• Stated task
Extract the lines that hold the string "Maps".

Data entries
◇ ◇ ◇

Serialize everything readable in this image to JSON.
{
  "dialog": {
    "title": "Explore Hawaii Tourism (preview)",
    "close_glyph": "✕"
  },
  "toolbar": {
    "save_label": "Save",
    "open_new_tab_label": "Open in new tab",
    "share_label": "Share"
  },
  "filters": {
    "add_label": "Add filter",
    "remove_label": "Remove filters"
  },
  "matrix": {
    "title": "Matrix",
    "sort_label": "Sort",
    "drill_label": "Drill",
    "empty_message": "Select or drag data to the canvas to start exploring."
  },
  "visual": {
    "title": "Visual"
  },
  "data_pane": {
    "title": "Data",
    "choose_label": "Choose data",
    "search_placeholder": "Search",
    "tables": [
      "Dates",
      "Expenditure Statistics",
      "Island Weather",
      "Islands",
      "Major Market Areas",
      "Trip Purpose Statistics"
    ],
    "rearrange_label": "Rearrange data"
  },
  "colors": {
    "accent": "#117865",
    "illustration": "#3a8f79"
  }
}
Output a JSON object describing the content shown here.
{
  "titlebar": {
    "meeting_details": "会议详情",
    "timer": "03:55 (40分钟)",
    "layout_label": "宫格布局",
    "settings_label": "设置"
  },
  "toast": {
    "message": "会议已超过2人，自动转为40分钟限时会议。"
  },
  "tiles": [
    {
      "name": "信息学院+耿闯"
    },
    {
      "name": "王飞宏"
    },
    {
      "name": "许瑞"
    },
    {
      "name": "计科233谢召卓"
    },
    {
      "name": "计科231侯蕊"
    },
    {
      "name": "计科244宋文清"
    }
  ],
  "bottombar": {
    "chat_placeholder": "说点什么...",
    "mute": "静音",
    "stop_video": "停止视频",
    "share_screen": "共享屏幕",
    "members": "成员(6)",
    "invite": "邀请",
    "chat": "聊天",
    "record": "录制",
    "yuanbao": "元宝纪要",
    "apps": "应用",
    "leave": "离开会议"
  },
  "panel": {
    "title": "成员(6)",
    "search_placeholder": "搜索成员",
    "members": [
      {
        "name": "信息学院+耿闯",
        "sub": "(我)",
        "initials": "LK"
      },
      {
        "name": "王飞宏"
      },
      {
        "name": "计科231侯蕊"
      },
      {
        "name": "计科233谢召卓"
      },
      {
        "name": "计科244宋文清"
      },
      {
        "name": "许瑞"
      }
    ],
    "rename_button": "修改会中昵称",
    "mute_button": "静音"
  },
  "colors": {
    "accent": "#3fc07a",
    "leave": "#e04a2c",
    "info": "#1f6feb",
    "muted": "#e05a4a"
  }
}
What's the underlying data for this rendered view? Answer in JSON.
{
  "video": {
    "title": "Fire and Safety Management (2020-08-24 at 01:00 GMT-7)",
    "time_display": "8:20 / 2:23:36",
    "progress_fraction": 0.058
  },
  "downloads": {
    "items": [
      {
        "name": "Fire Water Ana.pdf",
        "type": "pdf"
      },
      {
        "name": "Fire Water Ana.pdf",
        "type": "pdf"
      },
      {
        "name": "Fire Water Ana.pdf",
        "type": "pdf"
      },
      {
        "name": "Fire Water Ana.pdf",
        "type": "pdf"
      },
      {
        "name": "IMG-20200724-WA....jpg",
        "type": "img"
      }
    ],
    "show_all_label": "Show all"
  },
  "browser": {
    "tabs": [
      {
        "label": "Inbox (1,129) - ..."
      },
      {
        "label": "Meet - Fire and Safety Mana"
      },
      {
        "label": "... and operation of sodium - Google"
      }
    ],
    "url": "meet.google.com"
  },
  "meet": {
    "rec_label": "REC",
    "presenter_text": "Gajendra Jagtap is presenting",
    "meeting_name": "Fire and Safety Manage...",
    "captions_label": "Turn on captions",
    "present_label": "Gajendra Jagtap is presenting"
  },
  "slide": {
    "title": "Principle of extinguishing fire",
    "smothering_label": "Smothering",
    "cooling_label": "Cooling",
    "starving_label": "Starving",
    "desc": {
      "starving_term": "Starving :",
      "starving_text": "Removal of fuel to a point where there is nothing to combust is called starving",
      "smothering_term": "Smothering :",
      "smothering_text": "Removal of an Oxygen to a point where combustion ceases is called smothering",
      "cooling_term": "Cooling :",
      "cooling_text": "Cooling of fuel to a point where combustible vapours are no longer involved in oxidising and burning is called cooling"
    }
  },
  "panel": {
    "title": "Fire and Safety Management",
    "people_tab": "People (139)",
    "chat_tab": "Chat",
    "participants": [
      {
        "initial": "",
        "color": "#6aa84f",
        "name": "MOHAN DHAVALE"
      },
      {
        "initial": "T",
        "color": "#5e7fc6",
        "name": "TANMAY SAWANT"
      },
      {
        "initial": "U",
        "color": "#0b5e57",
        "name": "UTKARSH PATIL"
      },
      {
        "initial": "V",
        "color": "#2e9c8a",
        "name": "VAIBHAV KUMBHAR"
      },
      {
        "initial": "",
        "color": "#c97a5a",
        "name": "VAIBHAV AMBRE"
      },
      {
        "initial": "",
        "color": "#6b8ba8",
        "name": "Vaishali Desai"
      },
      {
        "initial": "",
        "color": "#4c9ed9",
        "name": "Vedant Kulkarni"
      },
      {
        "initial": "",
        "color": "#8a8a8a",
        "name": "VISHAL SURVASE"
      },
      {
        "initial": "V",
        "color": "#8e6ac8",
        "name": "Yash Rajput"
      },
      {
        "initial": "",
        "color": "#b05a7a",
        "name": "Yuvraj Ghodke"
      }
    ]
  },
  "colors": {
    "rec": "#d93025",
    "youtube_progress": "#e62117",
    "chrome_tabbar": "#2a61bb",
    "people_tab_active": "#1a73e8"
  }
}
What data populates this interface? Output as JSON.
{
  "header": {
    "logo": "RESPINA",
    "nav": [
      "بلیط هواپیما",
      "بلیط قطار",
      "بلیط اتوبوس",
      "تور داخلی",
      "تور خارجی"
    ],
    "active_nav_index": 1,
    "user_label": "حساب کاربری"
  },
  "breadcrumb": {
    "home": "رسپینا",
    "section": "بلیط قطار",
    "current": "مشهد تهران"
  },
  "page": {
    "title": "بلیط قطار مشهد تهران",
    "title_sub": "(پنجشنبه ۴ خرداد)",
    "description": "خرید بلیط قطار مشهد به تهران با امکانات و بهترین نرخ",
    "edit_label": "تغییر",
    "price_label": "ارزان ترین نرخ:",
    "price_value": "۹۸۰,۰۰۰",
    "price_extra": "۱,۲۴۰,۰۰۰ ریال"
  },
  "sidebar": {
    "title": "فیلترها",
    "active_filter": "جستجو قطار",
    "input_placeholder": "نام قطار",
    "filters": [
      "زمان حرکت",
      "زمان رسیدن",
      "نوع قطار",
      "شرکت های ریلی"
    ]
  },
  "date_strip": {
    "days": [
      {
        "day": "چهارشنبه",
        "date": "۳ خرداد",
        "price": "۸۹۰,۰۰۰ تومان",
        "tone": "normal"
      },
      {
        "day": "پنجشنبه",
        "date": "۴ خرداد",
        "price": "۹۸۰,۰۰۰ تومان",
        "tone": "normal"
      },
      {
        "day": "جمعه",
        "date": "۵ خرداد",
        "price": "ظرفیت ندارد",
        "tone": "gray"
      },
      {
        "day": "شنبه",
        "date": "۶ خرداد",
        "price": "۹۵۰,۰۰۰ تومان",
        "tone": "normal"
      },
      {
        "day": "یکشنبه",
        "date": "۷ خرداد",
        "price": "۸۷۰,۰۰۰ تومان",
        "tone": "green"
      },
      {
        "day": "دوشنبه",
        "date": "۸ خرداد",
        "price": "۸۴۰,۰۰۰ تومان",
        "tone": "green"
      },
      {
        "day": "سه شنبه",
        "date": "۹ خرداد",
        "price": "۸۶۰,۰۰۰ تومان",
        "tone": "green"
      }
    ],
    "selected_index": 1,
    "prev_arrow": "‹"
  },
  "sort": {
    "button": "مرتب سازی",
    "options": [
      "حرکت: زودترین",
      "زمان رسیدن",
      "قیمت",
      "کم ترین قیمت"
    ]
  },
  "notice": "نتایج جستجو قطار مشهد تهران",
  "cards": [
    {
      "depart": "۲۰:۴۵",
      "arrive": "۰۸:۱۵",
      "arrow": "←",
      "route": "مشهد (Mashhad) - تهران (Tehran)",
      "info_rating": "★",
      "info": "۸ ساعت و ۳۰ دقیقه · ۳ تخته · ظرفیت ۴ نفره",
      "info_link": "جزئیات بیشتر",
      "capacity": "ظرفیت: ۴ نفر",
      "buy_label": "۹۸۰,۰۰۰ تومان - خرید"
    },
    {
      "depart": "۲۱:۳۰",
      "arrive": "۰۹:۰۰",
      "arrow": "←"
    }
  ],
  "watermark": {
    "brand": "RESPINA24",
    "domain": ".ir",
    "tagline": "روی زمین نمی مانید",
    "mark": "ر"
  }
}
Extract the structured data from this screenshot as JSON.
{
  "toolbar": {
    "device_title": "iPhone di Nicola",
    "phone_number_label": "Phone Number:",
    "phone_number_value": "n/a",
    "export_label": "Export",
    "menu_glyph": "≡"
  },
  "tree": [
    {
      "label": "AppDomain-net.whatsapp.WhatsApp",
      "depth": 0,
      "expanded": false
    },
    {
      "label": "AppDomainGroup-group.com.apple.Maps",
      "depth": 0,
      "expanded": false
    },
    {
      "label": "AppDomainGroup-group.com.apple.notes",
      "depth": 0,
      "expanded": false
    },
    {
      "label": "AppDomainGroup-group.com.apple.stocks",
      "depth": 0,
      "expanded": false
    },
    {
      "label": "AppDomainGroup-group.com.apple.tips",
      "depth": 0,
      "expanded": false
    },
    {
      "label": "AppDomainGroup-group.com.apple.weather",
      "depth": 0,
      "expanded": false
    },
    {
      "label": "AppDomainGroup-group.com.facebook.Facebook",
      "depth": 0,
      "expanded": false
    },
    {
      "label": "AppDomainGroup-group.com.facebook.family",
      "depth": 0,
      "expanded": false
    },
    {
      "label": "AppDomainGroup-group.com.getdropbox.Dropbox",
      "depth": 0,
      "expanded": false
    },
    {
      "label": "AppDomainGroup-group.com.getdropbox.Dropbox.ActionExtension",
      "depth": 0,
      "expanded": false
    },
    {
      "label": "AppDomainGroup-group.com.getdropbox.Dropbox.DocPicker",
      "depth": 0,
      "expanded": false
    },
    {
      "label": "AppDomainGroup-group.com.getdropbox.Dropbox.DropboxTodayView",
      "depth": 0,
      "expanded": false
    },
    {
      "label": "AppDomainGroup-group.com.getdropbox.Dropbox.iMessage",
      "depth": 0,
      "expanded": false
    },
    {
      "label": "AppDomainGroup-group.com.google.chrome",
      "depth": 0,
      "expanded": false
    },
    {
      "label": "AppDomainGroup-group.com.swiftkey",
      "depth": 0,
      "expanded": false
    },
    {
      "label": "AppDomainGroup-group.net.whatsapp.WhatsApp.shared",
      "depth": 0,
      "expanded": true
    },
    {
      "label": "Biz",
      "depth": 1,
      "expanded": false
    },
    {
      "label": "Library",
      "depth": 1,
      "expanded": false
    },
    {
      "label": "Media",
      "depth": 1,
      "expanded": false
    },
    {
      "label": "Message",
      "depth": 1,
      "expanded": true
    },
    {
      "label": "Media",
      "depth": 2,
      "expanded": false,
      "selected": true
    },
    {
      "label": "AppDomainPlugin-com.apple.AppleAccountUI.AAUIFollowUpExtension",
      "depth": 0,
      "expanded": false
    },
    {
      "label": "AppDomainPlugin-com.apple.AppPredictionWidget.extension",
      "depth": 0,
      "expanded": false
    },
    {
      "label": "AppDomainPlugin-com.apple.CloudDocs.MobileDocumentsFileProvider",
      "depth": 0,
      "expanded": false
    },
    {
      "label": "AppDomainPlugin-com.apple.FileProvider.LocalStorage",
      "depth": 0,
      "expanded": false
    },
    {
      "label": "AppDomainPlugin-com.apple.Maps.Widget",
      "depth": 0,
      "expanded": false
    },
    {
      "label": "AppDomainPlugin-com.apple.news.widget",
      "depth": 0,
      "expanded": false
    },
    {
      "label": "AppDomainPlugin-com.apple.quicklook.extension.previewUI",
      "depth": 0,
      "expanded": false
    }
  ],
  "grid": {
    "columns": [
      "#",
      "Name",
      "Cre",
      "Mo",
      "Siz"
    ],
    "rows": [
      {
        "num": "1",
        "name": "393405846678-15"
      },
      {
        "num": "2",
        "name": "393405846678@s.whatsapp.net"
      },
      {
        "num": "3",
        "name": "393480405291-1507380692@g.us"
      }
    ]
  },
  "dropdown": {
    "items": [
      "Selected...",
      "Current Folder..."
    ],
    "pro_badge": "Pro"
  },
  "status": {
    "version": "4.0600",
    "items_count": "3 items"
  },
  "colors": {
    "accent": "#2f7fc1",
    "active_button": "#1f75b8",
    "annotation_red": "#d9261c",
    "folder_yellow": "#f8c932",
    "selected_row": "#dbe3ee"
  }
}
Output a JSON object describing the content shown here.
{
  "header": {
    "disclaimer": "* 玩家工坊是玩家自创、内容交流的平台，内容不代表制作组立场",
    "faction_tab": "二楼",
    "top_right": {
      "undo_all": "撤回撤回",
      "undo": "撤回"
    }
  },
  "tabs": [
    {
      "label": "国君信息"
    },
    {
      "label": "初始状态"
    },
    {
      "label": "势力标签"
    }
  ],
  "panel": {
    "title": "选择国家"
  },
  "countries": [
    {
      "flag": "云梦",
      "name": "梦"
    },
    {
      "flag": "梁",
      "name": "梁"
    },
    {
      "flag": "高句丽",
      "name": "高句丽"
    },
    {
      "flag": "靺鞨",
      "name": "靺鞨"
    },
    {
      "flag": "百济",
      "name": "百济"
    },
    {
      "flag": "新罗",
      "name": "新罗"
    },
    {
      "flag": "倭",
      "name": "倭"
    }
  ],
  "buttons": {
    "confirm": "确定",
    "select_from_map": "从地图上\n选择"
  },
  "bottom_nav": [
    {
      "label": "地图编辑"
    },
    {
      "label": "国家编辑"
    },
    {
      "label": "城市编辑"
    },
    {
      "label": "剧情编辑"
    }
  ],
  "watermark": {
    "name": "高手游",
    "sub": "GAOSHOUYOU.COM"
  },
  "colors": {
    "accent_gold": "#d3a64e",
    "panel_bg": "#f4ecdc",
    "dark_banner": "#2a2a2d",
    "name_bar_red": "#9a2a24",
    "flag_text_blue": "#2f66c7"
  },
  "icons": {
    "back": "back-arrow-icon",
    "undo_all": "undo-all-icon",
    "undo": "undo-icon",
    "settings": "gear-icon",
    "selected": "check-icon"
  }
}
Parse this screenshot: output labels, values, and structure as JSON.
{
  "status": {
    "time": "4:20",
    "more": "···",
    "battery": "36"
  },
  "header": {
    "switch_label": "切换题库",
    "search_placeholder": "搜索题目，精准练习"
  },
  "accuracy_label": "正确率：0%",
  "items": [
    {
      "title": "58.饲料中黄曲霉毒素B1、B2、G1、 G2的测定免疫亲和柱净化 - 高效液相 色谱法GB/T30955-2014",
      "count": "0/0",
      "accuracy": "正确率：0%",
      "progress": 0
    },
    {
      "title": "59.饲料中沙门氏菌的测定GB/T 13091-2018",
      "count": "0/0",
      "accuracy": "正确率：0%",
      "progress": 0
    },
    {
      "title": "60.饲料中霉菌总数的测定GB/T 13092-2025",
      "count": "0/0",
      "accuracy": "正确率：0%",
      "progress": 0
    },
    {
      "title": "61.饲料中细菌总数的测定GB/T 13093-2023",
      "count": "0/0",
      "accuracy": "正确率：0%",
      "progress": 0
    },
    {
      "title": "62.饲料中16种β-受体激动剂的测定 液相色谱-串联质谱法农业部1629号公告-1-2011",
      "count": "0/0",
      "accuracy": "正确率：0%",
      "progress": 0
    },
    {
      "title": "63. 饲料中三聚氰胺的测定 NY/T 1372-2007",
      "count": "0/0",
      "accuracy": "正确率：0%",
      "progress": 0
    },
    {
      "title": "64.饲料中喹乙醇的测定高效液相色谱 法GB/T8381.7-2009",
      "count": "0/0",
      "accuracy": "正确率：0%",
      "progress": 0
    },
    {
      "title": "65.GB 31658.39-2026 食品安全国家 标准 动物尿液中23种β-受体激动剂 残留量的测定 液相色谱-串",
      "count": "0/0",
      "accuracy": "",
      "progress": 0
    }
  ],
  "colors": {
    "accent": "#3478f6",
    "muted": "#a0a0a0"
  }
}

◇ ◇ ◇

• Complete response
      "label": "AppDomainGroup-group.com.apple.Maps",
      "label": "AppDomainPlugin-com.apple.Maps.Widget",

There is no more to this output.